■ THE REQUEST ■
Copy out all of the data exactly as it appears.

■ INPUT DATA ■

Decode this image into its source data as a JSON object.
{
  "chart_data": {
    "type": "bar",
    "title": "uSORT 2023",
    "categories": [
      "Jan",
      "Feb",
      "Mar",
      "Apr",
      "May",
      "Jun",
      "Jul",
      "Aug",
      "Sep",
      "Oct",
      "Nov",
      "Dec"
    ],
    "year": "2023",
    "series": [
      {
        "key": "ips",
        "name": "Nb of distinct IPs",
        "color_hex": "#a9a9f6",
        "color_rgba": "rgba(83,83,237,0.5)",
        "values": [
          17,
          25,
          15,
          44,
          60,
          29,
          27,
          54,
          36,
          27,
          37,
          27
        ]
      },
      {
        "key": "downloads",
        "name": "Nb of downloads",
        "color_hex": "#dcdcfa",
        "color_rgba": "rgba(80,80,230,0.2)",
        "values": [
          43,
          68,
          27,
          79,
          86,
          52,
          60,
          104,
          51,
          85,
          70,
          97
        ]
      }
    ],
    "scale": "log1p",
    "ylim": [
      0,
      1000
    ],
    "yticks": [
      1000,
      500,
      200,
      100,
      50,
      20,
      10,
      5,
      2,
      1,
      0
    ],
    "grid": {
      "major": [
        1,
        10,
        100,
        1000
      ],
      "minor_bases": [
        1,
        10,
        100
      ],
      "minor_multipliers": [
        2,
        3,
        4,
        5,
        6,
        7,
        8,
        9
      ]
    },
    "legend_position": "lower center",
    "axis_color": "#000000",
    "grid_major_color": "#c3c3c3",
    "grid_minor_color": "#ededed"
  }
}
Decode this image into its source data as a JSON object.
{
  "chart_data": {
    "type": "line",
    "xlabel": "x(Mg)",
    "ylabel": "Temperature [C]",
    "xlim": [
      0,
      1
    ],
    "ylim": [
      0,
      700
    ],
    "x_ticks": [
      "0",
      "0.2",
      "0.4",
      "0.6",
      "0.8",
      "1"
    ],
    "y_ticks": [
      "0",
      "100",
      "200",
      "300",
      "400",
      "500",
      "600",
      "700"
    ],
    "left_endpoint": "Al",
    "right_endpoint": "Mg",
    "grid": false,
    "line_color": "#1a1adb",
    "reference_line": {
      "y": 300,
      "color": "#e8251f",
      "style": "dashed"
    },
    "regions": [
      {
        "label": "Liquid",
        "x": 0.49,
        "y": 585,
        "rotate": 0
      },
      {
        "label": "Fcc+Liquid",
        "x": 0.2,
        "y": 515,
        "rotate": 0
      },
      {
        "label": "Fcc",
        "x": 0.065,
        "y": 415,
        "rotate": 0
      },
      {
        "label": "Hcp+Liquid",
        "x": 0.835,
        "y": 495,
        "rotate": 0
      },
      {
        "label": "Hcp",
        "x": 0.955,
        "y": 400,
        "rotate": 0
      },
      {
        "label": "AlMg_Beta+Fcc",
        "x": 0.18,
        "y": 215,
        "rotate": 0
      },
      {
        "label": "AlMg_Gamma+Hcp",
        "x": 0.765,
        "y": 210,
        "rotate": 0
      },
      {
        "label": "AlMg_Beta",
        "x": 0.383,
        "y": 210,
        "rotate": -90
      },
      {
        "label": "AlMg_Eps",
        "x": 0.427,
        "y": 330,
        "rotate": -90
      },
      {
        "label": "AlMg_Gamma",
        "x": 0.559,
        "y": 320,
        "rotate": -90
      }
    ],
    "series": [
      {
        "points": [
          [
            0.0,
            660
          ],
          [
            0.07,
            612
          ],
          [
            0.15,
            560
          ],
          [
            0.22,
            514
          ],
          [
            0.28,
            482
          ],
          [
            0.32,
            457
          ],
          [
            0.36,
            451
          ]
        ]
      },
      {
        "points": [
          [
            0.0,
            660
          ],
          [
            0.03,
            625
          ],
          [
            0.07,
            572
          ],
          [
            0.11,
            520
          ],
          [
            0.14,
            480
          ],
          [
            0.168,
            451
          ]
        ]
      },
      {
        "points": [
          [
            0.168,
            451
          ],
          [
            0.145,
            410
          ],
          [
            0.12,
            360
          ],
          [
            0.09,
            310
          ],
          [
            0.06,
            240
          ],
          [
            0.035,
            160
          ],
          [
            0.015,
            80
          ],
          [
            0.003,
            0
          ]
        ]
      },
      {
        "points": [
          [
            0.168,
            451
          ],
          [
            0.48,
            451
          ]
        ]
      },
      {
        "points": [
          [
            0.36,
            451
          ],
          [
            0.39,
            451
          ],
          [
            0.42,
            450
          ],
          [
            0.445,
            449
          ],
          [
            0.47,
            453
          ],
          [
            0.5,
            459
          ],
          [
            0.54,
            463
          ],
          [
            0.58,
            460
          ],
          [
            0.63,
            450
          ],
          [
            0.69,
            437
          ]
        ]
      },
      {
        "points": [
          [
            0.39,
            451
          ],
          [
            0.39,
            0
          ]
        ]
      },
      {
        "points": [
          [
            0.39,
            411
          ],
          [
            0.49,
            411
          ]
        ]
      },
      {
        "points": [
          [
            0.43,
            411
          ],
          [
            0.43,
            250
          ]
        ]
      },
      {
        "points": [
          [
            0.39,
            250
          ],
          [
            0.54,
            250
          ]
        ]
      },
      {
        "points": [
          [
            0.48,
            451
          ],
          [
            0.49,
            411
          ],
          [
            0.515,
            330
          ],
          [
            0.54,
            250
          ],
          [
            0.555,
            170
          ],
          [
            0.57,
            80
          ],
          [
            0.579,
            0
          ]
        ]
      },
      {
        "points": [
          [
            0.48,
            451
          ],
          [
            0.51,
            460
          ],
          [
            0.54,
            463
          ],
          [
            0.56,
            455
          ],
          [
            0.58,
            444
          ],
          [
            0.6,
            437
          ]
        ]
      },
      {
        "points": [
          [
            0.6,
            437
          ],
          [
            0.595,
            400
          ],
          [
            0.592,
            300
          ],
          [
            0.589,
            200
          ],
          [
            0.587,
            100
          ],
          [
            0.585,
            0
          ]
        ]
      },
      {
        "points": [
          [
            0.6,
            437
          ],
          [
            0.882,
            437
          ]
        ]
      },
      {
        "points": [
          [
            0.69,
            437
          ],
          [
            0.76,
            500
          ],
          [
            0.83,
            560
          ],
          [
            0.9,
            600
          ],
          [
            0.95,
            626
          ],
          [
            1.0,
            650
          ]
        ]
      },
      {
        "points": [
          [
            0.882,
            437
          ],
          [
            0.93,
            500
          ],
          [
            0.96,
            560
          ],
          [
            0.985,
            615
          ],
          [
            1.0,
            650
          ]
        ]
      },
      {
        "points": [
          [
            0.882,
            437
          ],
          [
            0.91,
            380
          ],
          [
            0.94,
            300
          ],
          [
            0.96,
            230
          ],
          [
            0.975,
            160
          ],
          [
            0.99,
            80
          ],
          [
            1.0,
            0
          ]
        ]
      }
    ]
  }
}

■ FULL SOLUTION ■
Decode this image into its source data as a JSON object.
{
  "chart_data": {
    "type": "bar",
    "title": "uSORT 2023",
    "categories": [
      "Jan",
      "Feb",
      "Mar",
      "Apr",
      "May",
      "Jun",
      "Jul",
      "Aug",
      "Sep",
      "Oct",
      "Nov",
      "Dec"
    ],
    "year": "2023",
    "series": [
      {
        "key": "ips",
        "name": "Nb of distinct IPs",
        "color_hex": "#a9a9f6",
        "color_rgba": "rgba(83,83,237,0.5)",
        "values": [
          17,
          25,
          15,
          44,
          60,
          29,
          27,
          54,
          36,
          27,
          37,
          27
        ]
      },
      {
        "key": "downloads",
        "name": "Nb of downloads",
        "color_hex": "#dcdcfa",
        "color_rgba": "rgba(80,80,230,0.2)",
        "values": [
          43,
          68,
          27,
          79,
          86,
          52,
          60,
          104,
          51,
          85,
          70,
          97
        ]
      }
    ],
    "scale": "log1p",
    "ylim": [
      0,
      1000
    ],
    "yticks": [
      1000,
      500,
      200,
      100,
      50,
      20,
      10,
      5,
      2,
      1,
      0
    ],
    "grid": {
      "major": [
        1,
        10,
        100,
        1000
      ],
      "minor_bases": [
        1,
        10,
        100
      ],
      "minor_multipliers": [
        2,
        3,
        4,
        5,
        6,
        7,
        8,
        9
      ]
    },
    "legend_position": "lower center",
    "axis_color": "#000000",
    "grid_major_color": "#c3c3c3",
    "grid_minor_color": "#ededed"
  }
}
Decode this image into its source data as a JSON object.
{
  "chart_data": {
    "type": "line",
    "xlabel": "x(Mg)",
    "ylabel": "Temperature [C]",
    "xlim": [
      0,
      1
    ],
    "ylim": [
      0,
      700
    ],
    "x_ticks": [
      "0",
      "0.2",
      "0.4",
      "0.6",
      "0.8",
      "1"
    ],
    "y_ticks": [
      "0",
      "100",
      "200",
      "300",
      "400",
      "500",
      "600",
      "700"
    ],
    "left_endpoint": "Al",
    "right_endpoint": "Mg",
    "grid": false,
    "line_color": "#1a1adb",
    "reference_line": {
      "y": 300,
      "color": "#e8251f",
      "style": "dashed"
    },
    "regions": [
      {
        "label": "Liquid",
        "x": 0.49,
        "y": 585,
        "rotate": 0
      },
      {
        "label": "Fcc+Liquid",
        "x": 0.2,
        "y": 515,
        "rotate": 0
      },
      {
        "label": "Fcc",
        "x": 0.065,
        "y": 415,
        "rotate": 0
      },
      {
        "label": "Hcp+Liquid",
        "x": 0.835,
        "y": 495,
        "rotate": 0
      },
      {
        "label": "Hcp",
        "x": 0.955,
        "y": 400,
        "rotate": 0
      },
      {
        "label": "AlMg_Beta+Fcc",
        "x": 0.18,
        "y": 215,
        "rotate": 0
      },
      {
        "label": "AlMg_Gamma+Hcp",
        "x": 0.765,
        "y": 210,
        "rotate": 0
      },
      {
        "label": "AlMg_Beta",
        "x": 0.383,
        "y": 210,
        "rotate": -90
      },
      {
        "label": "AlMg_Eps",
        "x": 0.427,
        "y": 330,
        "rotate": -90
      },
      {
        "label": "AlMg_Gamma",
        "x": 0.559,
        "y": 320,
        "rotate": -90
      }
    ],
    "series": [
      {
        "points": [
          [
            0.0,
            660
          ],
          [
            0.07,
            612
          ],
          [
            0.15,
            560
          ],
          [
            0.22,
            514
          ],
          [
            0.28,
            482
          ],
          [
            0.32,
            457
          ],
          [
            0.36,
            451
          ]
        ]
      },
      {
        "points": [
          [
            0.0,
            660
          ],
          [
            0.03,
            625
          ],
          [
            0.07,
            572
          ],
          [
            0.11,
            520
          ],
          [
            0.14,
            480
          ],
          [
            0.168,
            451
          ]
        ]
      },
      {
        "points": [
          [
            0.168,
            451
          ],
          [
            0.145,
            410
          ],
          [
            0.12,
            360
          ],
          [
            0.09,
            310
          ],
          [
            0.06,
            240
          ],
          [
            0.035,
            160
          ],
          [
            0.015,
            80
          ],
          [
            0.003,
            0
          ]
        ]
      },
      {
        "points": [
          [
            0.168,
            451
          ],
          [
            0.48,
            451
          ]
        ]
      },
      {
        "points": [
          [
            0.36,
            451
          ],
          [
            0.39,
            451
          ],
          [
            0.42,
            450
          ],
          [
            0.445,
            449
          ],
          [
            0.47,
            453
          ],
          [
            0.5,
            459
          ],
          [
            0.54,
            463
          ],
          [
            0.58,
            460
          ],
          [
            0.63,
            450
          ],
          [
            0.69,
            437
          ]
        ]
      },
      {
        "points": [
          [
            0.39,
            451
          ],
          [
            0.39,
            0
          ]
        ]
      },
      {
        "points": [
          [
            0.39,
            411
          ],
          [
            0.49,
            411
          ]
        ]
      },
      {
        "points": [
          [
            0.43,
            411
          ],
          [
            0.43,
            250
          ]
        ]
      },
      {
        "points": [
          [
            0.39,
            250
          ],
          [
            0.54,
            250
          ]
        ]
      },
      {
        "points": [
          [
            0.48,
            451
          ],
          [
            0.49,
            411
          ],
          [
            0.515,
            330
          ],
          [
            0.54,
            250
          ],
          [
            0.555,
            170
          ],
          [
            0.57,
            80
          ],
          [
            0.579,
            0
          ]
        ]
      },
      {
        "points": [
          [
            0.48,
            451
          ],
          [
            0.51,
            460
          ],
          [
            0.54,
            463
          ],
          [
            0.56,
            455
          ],
          [
            0.58,
            444
          ],
          [
            0.6,
            437
          ]
        ]
      },
      {
        "points": [
          [
            0.6,
            437
          ],
          [
            0.595,
            400
          ],
          [
            0.592,
            300
          ],
          [
            0.589,
            200
          ],
          [
            0.587,
            100
          ],
          [
            0.585,
            0
          ]
        ]
      },
      {
        "points": [
          [
            0.6,
            437
          ],
          [
            0.882,
            437
          ]
        ]
      },
      {
        "points": [
          [
            0.69,
            437
          ],
          [
            0.76,
            500
          ],
          [
            0.83,
            560
          ],
          [
            0.9,
            600
          ],
          [
            0.95,
            626
          ],
          [
            1.0,
            650
          ]
        ]
      },
      {
        "points": [
          [
            0.882,
            437
          ],
          [
            0.93,
            500
          ],
          [
            0.96,
            560
          ],
          [
            0.985,
            615
          ],
          [
            1.0,
            650
          ]
        ]
      },
      {
        "points": [
          [
            0.882,
            437
          ],
          [
            0.91,
            380
          ],
          [
            0.94,
            300
          ],
          [
            0.96,
            230
          ],
          [
            0.975,
            160
          ],
          [
            0.99,
            80
          ],
          [
            1.0,
            0
          ]
        ]
      }
    ]
  }
}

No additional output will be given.